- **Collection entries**
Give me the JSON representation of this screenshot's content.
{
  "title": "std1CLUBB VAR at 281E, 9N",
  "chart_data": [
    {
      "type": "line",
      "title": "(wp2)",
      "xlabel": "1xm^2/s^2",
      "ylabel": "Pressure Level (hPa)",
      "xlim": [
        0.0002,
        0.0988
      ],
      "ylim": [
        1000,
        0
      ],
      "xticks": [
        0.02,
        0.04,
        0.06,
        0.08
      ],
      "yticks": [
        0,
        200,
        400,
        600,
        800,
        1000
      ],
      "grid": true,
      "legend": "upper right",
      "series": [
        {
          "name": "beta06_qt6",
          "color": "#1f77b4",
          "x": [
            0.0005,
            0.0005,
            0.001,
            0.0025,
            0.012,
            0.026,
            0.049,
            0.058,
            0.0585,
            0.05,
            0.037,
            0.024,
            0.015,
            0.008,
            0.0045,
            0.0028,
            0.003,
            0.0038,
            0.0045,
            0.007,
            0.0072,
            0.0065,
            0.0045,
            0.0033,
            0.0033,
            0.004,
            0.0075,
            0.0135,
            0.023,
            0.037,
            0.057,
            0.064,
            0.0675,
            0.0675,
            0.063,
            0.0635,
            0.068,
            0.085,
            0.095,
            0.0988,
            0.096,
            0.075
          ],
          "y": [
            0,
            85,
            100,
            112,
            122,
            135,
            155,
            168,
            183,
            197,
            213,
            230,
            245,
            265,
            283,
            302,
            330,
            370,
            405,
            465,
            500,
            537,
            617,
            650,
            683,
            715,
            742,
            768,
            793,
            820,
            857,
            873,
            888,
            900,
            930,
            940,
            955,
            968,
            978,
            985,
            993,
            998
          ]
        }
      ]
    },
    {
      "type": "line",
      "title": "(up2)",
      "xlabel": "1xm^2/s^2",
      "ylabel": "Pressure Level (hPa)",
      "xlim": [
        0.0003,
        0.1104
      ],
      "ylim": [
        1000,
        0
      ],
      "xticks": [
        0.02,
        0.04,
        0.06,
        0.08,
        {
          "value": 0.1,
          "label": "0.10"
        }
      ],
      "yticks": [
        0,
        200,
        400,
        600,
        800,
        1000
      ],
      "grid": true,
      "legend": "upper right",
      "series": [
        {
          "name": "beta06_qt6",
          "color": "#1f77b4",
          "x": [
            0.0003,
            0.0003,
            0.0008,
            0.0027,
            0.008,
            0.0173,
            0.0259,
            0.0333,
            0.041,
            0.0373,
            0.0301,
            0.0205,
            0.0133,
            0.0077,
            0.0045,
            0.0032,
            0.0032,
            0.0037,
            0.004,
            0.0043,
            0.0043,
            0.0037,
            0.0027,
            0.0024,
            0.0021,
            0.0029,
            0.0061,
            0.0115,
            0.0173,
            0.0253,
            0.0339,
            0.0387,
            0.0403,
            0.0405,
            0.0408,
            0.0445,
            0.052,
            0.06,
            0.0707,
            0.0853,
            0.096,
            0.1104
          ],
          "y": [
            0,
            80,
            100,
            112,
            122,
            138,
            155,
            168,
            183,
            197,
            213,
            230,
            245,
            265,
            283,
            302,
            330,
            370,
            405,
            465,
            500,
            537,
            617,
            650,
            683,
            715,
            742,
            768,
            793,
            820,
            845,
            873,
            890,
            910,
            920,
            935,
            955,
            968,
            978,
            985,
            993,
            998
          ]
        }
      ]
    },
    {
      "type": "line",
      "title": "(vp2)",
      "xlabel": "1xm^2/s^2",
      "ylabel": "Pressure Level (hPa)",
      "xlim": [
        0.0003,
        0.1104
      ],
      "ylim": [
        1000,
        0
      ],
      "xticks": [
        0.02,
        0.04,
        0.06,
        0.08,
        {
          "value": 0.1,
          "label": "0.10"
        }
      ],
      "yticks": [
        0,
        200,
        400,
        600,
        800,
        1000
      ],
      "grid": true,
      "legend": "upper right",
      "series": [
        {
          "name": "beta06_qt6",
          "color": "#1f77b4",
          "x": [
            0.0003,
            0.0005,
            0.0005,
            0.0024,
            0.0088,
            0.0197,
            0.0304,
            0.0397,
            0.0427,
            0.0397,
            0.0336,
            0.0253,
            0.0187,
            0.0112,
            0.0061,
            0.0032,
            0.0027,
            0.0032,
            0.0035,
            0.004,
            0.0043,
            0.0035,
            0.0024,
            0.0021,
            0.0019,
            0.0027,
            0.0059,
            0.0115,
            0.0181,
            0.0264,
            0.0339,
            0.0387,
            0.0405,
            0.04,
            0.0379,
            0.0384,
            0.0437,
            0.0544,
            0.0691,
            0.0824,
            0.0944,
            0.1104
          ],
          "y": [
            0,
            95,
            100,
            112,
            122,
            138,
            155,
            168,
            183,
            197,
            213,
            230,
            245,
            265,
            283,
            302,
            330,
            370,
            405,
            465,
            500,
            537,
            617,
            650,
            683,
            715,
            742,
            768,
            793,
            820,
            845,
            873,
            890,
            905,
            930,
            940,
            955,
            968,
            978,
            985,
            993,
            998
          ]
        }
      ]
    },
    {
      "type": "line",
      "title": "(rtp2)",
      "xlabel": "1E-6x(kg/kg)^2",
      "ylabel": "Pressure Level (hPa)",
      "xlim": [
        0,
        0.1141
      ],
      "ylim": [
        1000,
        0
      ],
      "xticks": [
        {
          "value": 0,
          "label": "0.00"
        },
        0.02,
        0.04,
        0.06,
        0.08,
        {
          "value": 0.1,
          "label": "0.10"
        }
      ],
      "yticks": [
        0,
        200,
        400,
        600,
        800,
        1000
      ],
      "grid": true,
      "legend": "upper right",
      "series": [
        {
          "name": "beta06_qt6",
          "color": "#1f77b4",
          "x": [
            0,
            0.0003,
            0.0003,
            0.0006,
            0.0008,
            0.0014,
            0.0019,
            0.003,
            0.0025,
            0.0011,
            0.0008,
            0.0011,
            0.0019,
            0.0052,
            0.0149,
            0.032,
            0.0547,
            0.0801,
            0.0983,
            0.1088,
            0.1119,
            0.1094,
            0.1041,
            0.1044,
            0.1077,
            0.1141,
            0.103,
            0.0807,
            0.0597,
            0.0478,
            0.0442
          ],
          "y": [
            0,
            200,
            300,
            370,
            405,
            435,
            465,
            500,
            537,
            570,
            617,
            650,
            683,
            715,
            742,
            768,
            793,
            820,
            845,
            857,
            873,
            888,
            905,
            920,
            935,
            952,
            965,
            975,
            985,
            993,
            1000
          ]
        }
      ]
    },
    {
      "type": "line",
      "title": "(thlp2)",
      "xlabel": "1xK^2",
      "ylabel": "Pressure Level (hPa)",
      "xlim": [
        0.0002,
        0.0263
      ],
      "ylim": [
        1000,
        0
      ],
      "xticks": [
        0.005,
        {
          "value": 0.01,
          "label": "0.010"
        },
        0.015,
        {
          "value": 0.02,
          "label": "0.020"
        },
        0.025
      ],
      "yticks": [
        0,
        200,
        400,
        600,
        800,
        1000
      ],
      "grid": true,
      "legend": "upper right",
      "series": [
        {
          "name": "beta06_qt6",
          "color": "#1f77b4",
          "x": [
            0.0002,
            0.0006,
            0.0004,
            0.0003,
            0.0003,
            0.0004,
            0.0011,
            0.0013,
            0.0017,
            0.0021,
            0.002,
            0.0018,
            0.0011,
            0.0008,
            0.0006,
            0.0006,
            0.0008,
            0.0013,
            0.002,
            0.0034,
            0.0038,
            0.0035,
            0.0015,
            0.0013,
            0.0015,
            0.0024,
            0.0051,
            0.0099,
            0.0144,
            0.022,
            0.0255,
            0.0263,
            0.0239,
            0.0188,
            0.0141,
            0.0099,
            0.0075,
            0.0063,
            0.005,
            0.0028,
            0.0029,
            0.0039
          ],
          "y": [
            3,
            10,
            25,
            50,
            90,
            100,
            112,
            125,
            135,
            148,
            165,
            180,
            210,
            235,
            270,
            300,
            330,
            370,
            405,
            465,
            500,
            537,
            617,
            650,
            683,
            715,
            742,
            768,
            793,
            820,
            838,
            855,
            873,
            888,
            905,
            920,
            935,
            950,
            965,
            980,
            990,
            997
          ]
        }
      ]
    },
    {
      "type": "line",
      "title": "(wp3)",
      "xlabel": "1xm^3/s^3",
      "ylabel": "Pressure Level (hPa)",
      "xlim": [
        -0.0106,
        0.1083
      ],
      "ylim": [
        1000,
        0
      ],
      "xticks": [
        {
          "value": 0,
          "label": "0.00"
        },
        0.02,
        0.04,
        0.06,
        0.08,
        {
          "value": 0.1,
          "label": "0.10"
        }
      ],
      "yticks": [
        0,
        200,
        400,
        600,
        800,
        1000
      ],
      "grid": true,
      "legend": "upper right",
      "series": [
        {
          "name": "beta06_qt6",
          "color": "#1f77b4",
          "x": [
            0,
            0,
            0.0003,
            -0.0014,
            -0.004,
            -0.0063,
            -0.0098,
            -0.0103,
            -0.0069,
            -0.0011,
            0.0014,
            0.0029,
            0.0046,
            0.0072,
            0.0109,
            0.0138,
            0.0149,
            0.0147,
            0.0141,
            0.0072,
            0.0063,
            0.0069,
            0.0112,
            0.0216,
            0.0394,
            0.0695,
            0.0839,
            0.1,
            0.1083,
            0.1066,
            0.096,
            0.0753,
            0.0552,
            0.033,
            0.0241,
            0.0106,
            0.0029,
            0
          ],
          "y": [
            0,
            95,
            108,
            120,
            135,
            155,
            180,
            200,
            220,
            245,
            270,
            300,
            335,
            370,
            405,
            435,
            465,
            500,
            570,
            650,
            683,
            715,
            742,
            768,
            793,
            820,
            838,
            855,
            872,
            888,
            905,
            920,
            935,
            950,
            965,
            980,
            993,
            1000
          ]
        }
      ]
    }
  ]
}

- **AIM OF THE TASK**
Search the records for the word "title" and copy every line where it occurs.

- **RESULT FOR THIS TASK**
  "title": "std1CLUBB VAR at 281E, 9N",
      "title": "(wp2)",
      "title": "(up2)",
      "title": "(vp2)",
      "title": "(rtp2)",
      "title": "(thlp2)",
      "title": "(wp3)",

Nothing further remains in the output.